> _PROBLEM TO SOLVE_
Write out the listing below again, precisely as it is given.

[Dataset items]
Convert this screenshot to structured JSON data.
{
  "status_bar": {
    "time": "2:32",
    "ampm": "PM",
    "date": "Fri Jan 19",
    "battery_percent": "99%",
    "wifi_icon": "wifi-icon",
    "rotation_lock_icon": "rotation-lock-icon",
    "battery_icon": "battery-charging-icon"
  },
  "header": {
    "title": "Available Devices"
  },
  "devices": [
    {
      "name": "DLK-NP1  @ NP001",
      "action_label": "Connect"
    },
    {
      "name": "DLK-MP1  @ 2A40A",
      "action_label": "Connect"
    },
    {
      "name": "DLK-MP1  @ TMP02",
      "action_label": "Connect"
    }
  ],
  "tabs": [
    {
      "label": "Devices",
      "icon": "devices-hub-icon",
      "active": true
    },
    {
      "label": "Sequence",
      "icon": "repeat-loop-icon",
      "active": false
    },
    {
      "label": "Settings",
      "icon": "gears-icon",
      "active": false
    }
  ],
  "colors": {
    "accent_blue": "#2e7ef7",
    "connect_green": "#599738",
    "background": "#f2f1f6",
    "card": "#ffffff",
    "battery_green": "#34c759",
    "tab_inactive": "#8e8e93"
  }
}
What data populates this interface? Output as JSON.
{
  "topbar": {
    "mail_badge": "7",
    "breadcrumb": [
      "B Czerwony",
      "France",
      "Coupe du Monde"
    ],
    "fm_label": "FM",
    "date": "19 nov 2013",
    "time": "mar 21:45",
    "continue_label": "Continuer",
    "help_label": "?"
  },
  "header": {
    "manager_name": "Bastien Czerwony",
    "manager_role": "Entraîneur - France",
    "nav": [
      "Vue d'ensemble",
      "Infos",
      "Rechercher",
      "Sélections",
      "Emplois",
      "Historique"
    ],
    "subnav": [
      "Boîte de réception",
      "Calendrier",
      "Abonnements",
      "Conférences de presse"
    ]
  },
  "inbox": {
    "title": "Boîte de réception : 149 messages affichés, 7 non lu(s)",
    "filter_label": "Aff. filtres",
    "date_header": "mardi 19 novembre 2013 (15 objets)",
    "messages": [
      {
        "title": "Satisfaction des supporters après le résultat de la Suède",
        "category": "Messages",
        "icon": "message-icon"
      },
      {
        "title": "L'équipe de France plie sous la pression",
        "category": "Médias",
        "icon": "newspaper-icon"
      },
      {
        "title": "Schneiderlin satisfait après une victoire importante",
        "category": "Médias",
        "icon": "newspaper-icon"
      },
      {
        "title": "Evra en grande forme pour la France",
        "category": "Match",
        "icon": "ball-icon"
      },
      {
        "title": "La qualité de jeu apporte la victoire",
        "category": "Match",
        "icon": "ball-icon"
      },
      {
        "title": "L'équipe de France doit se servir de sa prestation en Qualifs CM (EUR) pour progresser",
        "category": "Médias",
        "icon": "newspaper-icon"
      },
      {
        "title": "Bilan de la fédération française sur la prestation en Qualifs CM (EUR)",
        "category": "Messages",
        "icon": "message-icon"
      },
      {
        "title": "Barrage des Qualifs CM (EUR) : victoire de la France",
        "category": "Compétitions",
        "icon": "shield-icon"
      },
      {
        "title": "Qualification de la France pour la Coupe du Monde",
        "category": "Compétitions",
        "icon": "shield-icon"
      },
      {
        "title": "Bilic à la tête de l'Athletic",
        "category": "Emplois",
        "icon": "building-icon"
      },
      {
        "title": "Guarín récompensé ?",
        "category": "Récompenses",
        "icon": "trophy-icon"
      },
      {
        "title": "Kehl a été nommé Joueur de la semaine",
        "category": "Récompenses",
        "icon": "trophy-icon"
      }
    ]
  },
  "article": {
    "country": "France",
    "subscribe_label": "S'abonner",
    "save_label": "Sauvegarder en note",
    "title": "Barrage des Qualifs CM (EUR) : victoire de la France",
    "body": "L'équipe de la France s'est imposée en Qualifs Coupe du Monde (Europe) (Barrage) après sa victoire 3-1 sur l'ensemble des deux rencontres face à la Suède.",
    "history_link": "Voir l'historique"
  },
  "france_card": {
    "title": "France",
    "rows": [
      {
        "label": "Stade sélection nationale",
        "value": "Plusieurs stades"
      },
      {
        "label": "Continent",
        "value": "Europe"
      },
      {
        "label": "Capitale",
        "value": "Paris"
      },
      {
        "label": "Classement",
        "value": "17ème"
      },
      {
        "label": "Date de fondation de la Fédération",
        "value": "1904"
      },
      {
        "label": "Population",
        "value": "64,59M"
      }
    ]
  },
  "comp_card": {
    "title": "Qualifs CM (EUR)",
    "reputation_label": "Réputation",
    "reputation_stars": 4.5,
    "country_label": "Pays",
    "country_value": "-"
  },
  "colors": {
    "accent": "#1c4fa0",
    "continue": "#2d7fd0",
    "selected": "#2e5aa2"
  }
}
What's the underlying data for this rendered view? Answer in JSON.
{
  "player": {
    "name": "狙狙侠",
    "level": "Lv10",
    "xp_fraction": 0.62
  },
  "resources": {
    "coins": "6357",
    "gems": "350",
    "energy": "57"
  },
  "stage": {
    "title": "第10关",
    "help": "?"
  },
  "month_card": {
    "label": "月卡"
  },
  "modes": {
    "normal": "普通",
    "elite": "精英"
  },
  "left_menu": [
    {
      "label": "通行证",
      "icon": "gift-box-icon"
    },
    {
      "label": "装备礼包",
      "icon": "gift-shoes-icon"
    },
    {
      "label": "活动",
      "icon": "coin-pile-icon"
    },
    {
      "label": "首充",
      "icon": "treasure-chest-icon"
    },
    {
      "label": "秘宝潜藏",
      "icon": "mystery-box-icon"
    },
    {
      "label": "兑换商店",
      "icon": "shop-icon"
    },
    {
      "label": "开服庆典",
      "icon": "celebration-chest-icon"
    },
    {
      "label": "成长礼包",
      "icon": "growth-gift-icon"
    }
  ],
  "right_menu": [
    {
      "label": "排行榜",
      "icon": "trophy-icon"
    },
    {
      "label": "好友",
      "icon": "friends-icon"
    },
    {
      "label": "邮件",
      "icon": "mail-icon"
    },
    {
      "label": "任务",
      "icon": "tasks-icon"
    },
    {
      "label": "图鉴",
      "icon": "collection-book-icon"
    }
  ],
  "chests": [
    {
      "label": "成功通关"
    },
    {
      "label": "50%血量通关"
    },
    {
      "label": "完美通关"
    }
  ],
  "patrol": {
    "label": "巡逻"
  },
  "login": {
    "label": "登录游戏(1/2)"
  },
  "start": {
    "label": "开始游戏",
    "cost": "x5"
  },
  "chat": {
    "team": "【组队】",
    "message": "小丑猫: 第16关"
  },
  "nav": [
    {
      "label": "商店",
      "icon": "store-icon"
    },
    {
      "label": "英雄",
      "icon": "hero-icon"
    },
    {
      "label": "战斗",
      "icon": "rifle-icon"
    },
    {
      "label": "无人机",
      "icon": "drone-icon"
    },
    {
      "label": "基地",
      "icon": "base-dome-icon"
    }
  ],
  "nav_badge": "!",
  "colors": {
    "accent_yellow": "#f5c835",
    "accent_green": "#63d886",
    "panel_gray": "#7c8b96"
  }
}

> _WRITTEN ANSWER_
Convert this screenshot to structured JSON data.
{
  "status_bar": {
    "time": "2:32",
    "ampm": "PM",
    "date": "Fri Jan 19",
    "battery_percent": "99%",
    "wifi_icon": "wifi-icon",
    "rotation_lock_icon": "rotation-lock-icon",
    "battery_icon": "battery-charging-icon"
  },
  "header": {
    "title": "Available Devices"
  },
  "devices": [
    {
      "name": "DLK-NP1  @ NP001",
      "action_label": "Connect"
    },
    {
      "name": "DLK-MP1  @ 2A40A",
      "action_label": "Connect"
    },
    {
      "name": "DLK-MP1  @ TMP02",
      "action_label": "Connect"
    }
  ],
  "tabs": [
    {
      "label": "Devices",
      "icon": "devices-hub-icon",
      "active": true
    },
    {
      "label": "Sequence",
      "icon": "repeat-loop-icon",
      "active": false
    },
    {
      "label": "Settings",
      "icon": "gears-icon",
      "active": false
    }
  ],
  "colors": {
    "accent_blue": "#2e7ef7",
    "connect_green": "#599738",
    "background": "#f2f1f6",
    "card": "#ffffff",
    "battery_green": "#34c759",
    "tab_inactive": "#8e8e93"
  }
}
What data populates this interface? Output as JSON.
{
  "topbar": {
    "mail_badge": "7",
    "breadcrumb": [
      "B Czerwony",
      "France",
      "Coupe du Monde"
    ],
    "fm_label": "FM",
    "date": "19 nov 2013",
    "time": "mar 21:45",
    "continue_label": "Continuer",
    "help_label": "?"
  },
  "header": {
    "manager_name": "Bastien Czerwony",
    "manager_role": "Entraîneur - France",
    "nav": [
      "Vue d'ensemble",
      "Infos",
      "Rechercher",
      "Sélections",
      "Emplois",
      "Historique"
    ],
    "subnav": [
      "Boîte de réception",
      "Calendrier",
      "Abonnements",
      "Conférences de presse"
    ]
  },
  "inbox": {
    "title": "Boîte de réception : 149 messages affichés, 7 non lu(s)",
    "filter_label": "Aff. filtres",
    "date_header": "mardi 19 novembre 2013 (15 objets)",
    "messages": [
      {
        "title": "Satisfaction des supporters après le résultat de la Suède",
        "category": "Messages",
        "icon": "message-icon"
      },
      {
        "title": "L'équipe de France plie sous la pression",
        "category": "Médias",
        "icon": "newspaper-icon"
      },
      {
        "title": "Schneiderlin satisfait après une victoire importante",
        "category": "Médias",
        "icon": "newspaper-icon"
      },
      {
        "title": "Evra en grande forme pour la France",
        "category": "Match",
        "icon": "ball-icon"
      },
      {
        "title": "La qualité de jeu apporte la victoire",
        "category": "Match",
        "icon": "ball-icon"
      },
      {
        "title": "L'équipe de France doit se servir de sa prestation en Qualifs CM (EUR) pour progresser",
        "category": "Médias",
        "icon": "newspaper-icon"
      },
      {
        "title": "Bilan de la fédération française sur la prestation en Qualifs CM (EUR)",
        "category": "Messages",
        "icon": "message-icon"
      },
      {
        "title": "Barrage des Qualifs CM (EUR) : victoire de la France",
        "category": "Compétitions",
        "icon": "shield-icon"
      },
      {
        "title": "Qualification de la France pour la Coupe du Monde",
        "category": "Compétitions",
        "icon": "shield-icon"
      },
      {
        "title": "Bilic à la tête de l'Athletic",
        "category": "Emplois",
        "icon": "building-icon"
      },
      {
        "title": "Guarín récompensé ?",
        "category": "Récompenses",
        "icon": "trophy-icon"
      },
      {
        "title": "Kehl a été nommé Joueur de la semaine",
        "category": "Récompenses",
        "icon": "trophy-icon"
      }
    ]
  },
  "article": {
    "country": "France",
    "subscribe_label": "S'abonner",
    "save_label": "Sauvegarder en note",
    "title": "Barrage des Qualifs CM (EUR) : victoire de la France",
    "body": "L'équipe de la France s'est imposée en Qualifs Coupe du Monde (Europe) (Barrage) après sa victoire 3-1 sur l'ensemble des deux rencontres face à la Suède.",
    "history_link": "Voir l'historique"
  },
  "france_card": {
    "title": "France",
    "rows": [
      {
        "label": "Stade sélection nationale",
        "value": "Plusieurs stades"
      },
      {
        "label": "Continent",
        "value": "Europe"
      },
      {
        "label": "Capitale",
        "value": "Paris"
      },
      {
        "label": "Classement",
        "value": "17ème"
      },
      {
        "label": "Date de fondation de la Fédération",
        "value": "1904"
      },
      {
        "label": "Population",
        "value": "64,59M"
      }
    ]
  },
  "comp_card": {
    "title": "Qualifs CM (EUR)",
    "reputation_label": "Réputation",
    "reputation_stars": 4.5,
    "country_label": "Pays",
    "country_value": "-"
  },
  "colors": {
    "accent": "#1c4fa0",
    "continue": "#2d7fd0",
    "selected": "#2e5aa2"
  }
}
What's the underlying data for this rendered view? Answer in JSON.
{
  "player": {
    "name": "狙狙侠",
    "level": "Lv10",
    "xp_fraction": 0.62
  },
  "resources": {
    "coins": "6357",
    "gems": "350",
    "energy": "57"
  },
  "stage": {
    "title": "第10关",
    "help": "?"
  },
  "month_card": {
    "label": "月卡"
  },
  "modes": {
    "normal": "普通",
    "elite": "精英"
  },
  "left_menu": [
    {
      "label": "通行证",
      "icon": "gift-box-icon"
    },
    {
      "label": "装备礼包",
      "icon": "gift-shoes-icon"
    },
    {
      "label": "活动",
      "icon": "coin-pile-icon"
    },
    {
      "label": "首充",
      "icon": "treasure-chest-icon"
    },
    {
      "label": "秘宝潜藏",
      "icon": "mystery-box-icon"
    },
    {
      "label": "兑换商店",
      "icon": "shop-icon"
    },
    {
      "label": "开服庆典",
      "icon": "celebration-chest-icon"
    },
    {
      "label": "成长礼包",
      "icon": "growth-gift-icon"
    }
  ],
  "right_menu": [
    {
      "label": "排行榜",
      "icon": "trophy-icon"
    },
    {
      "label": "好友",
      "icon": "friends-icon"
    },
    {
      "label": "邮件",
      "icon": "mail-icon"
    },
    {
      "label": "任务",
      "icon": "tasks-icon"
    },
    {
      "label": "图鉴",
      "icon": "collection-book-icon"
    }
  ],
  "chests": [
    {
      "label": "成功通关"
    },
    {
      "label": "50%血量通关"
    },
    {
      "label": "完美通关"
    }
  ],
  "patrol": {
    "label": "巡逻"
  },
  "login": {
    "label": "登录游戏(1/2)"
  },
  "start": {
    "label": "开始游戏",
    "cost": "x5"
  },
  "chat": {
    "team": "【组队】",
    "message": "小丑猫: 第16关"
  },
  "nav": [
    {
      "label": "商店",
      "icon": "store-icon"
    },
    {
      "label": "英雄",
      "icon": "hero-icon"
    },
    {
      "label": "战斗",
      "icon": "rifle-icon"
    },
    {
      "label": "无人机",
      "icon": "drone-icon"
    },
    {
      "label": "基地",
      "icon": "base-dome-icon"
    }
  ],
  "nav_badge": "!",
  "colors": {
    "accent_yellow": "#f5c835",
    "accent_green": "#63d886",
    "panel_gray": "#7c8b96"
  }
}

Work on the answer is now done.